[Start of Supplied data]
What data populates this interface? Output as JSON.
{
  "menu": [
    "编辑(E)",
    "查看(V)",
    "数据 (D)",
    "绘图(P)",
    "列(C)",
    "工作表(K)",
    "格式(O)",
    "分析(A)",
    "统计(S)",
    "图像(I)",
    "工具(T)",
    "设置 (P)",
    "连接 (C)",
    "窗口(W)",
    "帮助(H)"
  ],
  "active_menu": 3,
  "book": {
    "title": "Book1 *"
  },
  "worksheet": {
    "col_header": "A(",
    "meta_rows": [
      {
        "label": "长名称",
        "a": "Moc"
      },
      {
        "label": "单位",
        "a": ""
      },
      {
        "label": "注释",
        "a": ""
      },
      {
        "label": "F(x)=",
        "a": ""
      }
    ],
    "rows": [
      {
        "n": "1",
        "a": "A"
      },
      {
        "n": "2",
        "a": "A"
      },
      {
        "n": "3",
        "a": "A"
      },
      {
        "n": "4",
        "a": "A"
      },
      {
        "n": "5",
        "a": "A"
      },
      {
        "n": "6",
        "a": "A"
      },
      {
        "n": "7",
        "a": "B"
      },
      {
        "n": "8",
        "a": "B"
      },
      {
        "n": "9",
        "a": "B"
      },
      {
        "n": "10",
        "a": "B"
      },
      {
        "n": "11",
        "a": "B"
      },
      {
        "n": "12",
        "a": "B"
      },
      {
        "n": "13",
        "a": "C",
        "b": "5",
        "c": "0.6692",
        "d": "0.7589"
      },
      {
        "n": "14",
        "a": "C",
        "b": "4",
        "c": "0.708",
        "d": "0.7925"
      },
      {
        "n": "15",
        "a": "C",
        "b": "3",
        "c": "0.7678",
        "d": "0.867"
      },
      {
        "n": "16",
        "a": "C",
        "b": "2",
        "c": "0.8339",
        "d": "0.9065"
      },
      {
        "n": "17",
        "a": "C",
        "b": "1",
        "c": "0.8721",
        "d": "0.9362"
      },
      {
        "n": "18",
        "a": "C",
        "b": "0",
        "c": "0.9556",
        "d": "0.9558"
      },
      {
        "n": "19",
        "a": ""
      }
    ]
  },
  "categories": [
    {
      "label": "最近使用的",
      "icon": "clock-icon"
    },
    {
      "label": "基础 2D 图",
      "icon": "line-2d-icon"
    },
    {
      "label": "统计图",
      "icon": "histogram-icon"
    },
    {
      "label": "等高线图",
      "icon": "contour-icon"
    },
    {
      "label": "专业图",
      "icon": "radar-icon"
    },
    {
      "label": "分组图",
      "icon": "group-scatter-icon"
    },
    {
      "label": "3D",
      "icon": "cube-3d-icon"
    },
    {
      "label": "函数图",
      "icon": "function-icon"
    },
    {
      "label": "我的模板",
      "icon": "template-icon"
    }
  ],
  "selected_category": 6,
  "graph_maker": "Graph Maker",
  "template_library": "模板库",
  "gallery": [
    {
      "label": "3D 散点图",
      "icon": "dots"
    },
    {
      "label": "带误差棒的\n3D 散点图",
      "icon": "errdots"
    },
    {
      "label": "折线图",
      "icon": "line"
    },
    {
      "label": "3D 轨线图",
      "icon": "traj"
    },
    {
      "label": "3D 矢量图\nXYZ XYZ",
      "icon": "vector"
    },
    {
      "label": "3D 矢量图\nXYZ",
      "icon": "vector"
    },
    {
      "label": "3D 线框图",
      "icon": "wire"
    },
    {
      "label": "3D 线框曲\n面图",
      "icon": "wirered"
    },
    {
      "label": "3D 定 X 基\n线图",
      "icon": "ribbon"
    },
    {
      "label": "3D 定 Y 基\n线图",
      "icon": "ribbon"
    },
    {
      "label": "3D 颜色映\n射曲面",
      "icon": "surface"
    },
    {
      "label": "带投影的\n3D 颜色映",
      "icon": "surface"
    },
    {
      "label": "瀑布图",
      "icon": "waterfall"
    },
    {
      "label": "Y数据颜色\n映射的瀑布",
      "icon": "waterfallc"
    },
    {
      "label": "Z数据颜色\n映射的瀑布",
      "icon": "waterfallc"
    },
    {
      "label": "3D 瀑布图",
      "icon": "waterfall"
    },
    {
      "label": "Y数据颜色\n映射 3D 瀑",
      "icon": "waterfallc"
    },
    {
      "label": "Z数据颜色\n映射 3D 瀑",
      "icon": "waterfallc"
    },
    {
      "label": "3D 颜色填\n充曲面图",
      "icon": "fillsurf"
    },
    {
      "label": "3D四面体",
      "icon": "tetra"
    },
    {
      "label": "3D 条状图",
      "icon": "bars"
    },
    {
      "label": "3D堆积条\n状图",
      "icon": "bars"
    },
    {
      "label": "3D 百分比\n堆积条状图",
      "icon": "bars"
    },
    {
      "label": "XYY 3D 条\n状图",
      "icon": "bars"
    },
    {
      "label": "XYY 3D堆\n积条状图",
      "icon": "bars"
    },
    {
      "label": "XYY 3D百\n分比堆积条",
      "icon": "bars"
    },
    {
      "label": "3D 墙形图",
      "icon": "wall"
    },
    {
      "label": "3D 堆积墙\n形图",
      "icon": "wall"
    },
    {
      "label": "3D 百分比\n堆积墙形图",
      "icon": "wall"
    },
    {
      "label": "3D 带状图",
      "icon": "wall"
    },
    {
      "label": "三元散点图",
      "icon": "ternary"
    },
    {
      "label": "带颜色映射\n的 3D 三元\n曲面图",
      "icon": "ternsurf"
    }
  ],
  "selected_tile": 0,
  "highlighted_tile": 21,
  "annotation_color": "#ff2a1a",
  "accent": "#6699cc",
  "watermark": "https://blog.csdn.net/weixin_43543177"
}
[End of Supplied data]
- **Exercise**
Gather up every line in the data above that contains the word "n映射的瀑布", copying each one.

- **Full output**
      "label": "Y数据颜色\n映射的瀑布",
      "label": "Z数据颜色\n映射的瀑布",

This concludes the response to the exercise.